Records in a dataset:
----

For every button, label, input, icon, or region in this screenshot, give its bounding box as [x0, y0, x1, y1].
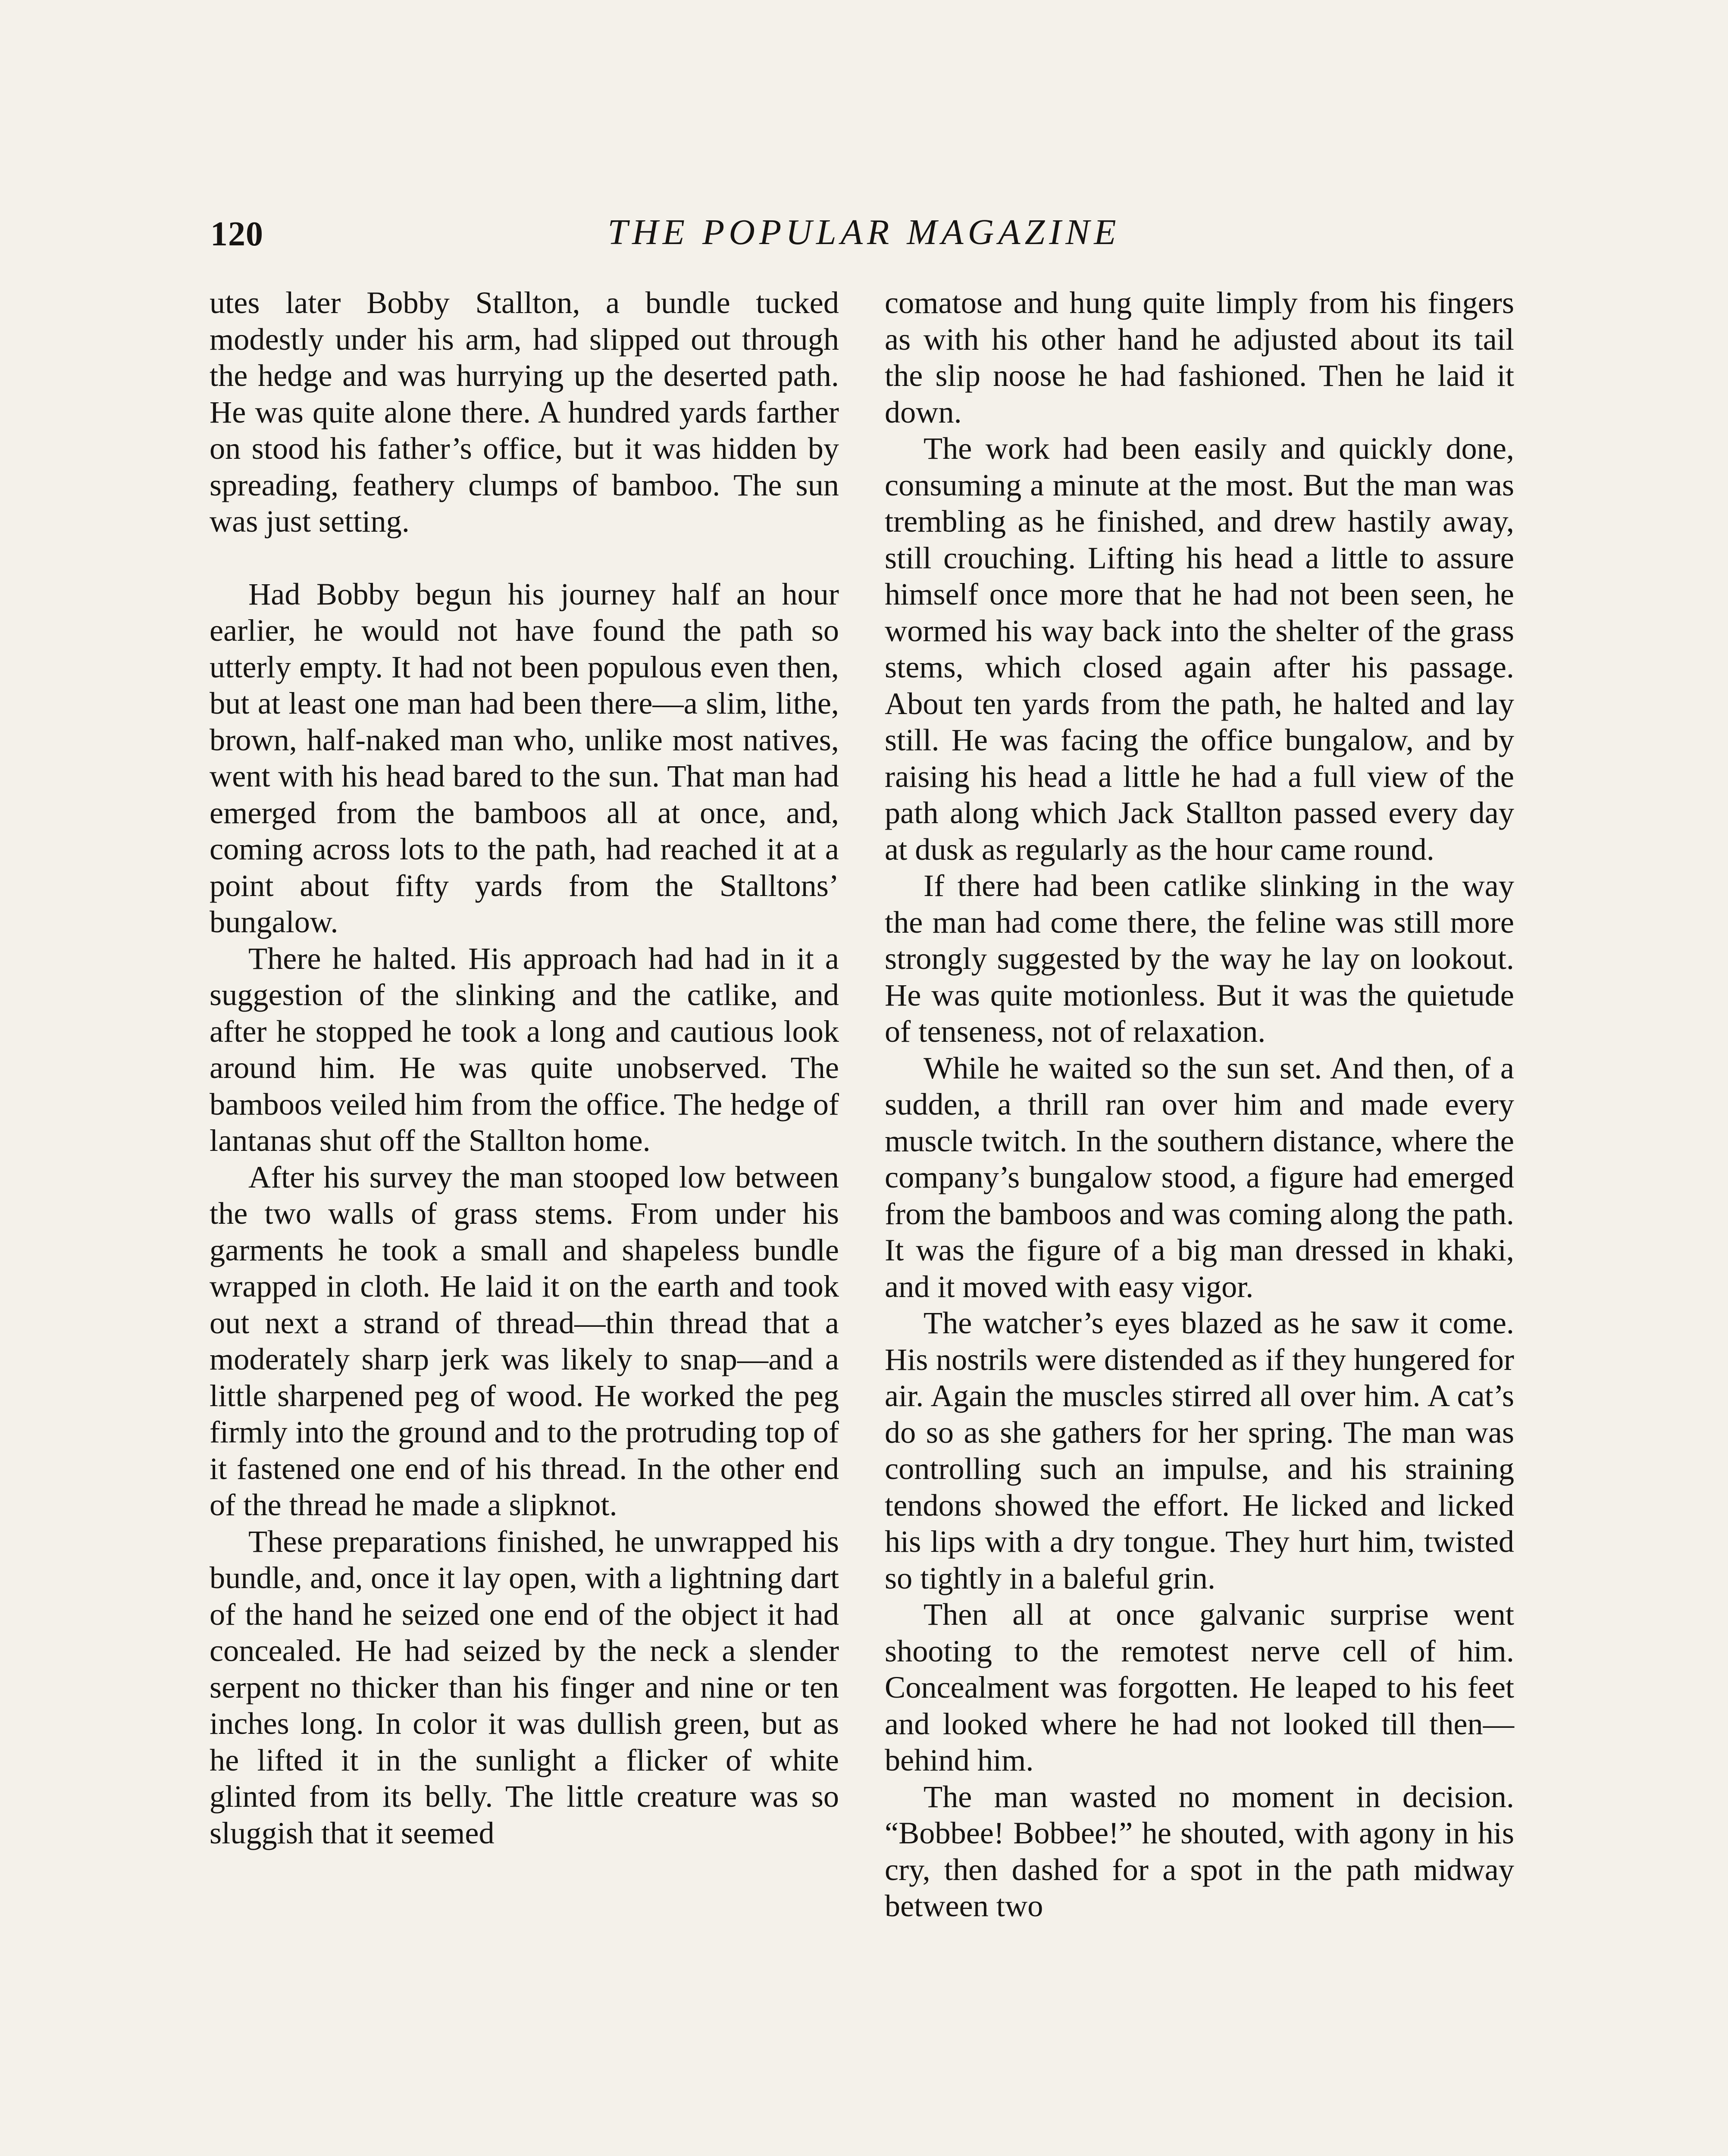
paragraph: Then all at once galvanic surprise went shooting to the remotest nerve cell of him. Concealment was forgotten. He leaped to his feet and looked where he had not looked till then—behind him.: [885, 1597, 1514, 1777]
paragraph: Had Bobby begun his journey half an hour earlier, he would not have found the path so utterly empty. It had not been populous even then, but at least one man had been there—a slim, lithe, brown, half-naked man who, unlike most natives, went with his head bared to the sun. That man had emerged from the bamboos all at once, and, coming across lots to the path, had reached it at a point about fifty yards from the Stalltons’ bungalow.: [210, 577, 839, 939]
text-column-right: [885, 285, 1514, 1924]
text-column-left: [210, 285, 839, 1851]
page-number: 120: [210, 215, 263, 253]
paragraph: While he waited so the sun set. And then, of a sudden, a thrill ran over him and made every muscle twitch. In the southern distance, where the company’s bungalow stood, a figure had emerged from the bamboos and was coming along the path. It was the figure of a big man dressed in khaki, and it moved with easy vigor.: [885, 1050, 1514, 1304]
paragraph: comatose and hung quite limply from his fingers as with his other hand he adjusted about its tail the slip noose he had fashioned. Then he laid it down.: [885, 285, 1514, 429]
paragraph: The work had been easily and quickly done, consuming a minute at the most. But the man was trembling as he finished, and drew hastily away, still crouching. Lifting his head a little to assure himself once more that he had not been seen, he wormed his way back into the shelter of the grass stems, which closed again after his passage. About ten yards from the path, he halted and lay still. He was facing the office bungalow, and by raising his head a little he had a full view of the path along which Jack Stallton passed every day at dusk as regularly as the hour came round.: [885, 431, 1514, 867]
paragraph: The man wasted no moment in decision. “Bobbee! Bobbee!” he shouted, with agony in his cry, then dashed for a spot in the path midway between two: [885, 1779, 1514, 1923]
paragraph: There he halted. His approach had had in it a suggestion of the slinking and the catlike, and after he stopped he took a long and cautious look around him. He was quite unobserved. The bamboos veiled him from the office. The hedge of lantanas shut off the Stallton home.: [210, 941, 839, 1158]
paragraph: If there had been catlike slinking in the way the man had come there, the feline was still more strongly suggested by the way he lay on lookout. He was quite motionless. But it was the quietude of tenseness, not of relaxation.: [885, 868, 1514, 1049]
paragraph: utes later Bobby Stallton, a bundle tucked modestly under his arm, had slipped out through the hedge and was hurrying up the deserted path. He was quite alone there. A hundred yards farther on stood his father’s office, but it was hidden by spreading, feathery clumps of bamboo. The sun was just setting.: [210, 285, 839, 539]
paragraph: The watcher’s eyes blazed as he saw it come. His nostrils were distended as if they hungered for air. Again the muscles stirred all over him. A cat’s do so as she gathers for her spring. The man was controlling such an impulse, and his straining tendons showed the effort. He licked and licked his lips with a dry tongue. They hurt him, twisted so tightly in a baleful grin.: [885, 1306, 1514, 1595]
magazine-title: THE POPULAR MAGAZINE: [607, 212, 1121, 252]
paragraph: After his survey the man stooped low between the two walls of grass stems. From under his garments he took a small and shapeless bundle wrapped in cloth. He laid it on the earth and took out next a strand of thread—thin thread that a moderately sharp jerk was likely to snap—and a little sharpened peg of wood. He worked the peg firmly into the ground and to the protruding top of it fastened one end of his thread. In the other end of the thread he made a slipknot.: [210, 1159, 839, 1522]
paragraph: These preparations finished, he unwrapped his bundle, and, once it lay open, with a lightning dart of the hand he seized one end of the object it had concealed. He had seized by the neck a slender serpent no thicker than his finger and nine or ten inches long. In color it was dullish green, but as he lifted it in the sunlight a flicker of white glinted from its belly. The little creature was so sluggish that it seemed: [210, 1524, 839, 1850]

----

Rewrite the stretch of lines from the one containing "paragraph: Then all" through the one containing "paragraph: comatose and", replacing "galvanic" with "electric" and leaving everything else unchanged.

paragraph: Then all at once electric surprise went shooting to the remotest nerve cell of him. Concealment was forgotten. He leaped to his feet and looked where he had not looked till then—behind him.: [885, 1597, 1514, 1777]
paragraph: Had Bobby begun his journey half an hour earlier, he would not have found the path so utterly empty. It had not been populous even then, but at least one man had been there—a slim, lithe, brown, half-naked man who, unlike most natives, went with his head bared to the sun. That man had emerged from the bamboos all at once, and, coming across lots to the path, had reached it at a point about fifty yards from the Stalltons’ bungalow.: [210, 577, 839, 939]
text-column-right: [885, 285, 1514, 1924]
text-column-left: [210, 285, 839, 1851]
page-number: 120: [210, 215, 263, 253]
paragraph: While he waited so the sun set. And then, of a sudden, a thrill ran over him and made every muscle twitch. In the southern distance, where the company’s bungalow stood, a figure had emerged from the bamboos and was coming along the path. It was the figure of a big man dressed in khaki, and it moved with easy vigor.: [885, 1050, 1514, 1304]
paragraph: comatose and hung quite limply from his fingers as with his other hand he adjusted about its tail the slip noose he had fashioned. Then he laid it down.: [885, 285, 1514, 429]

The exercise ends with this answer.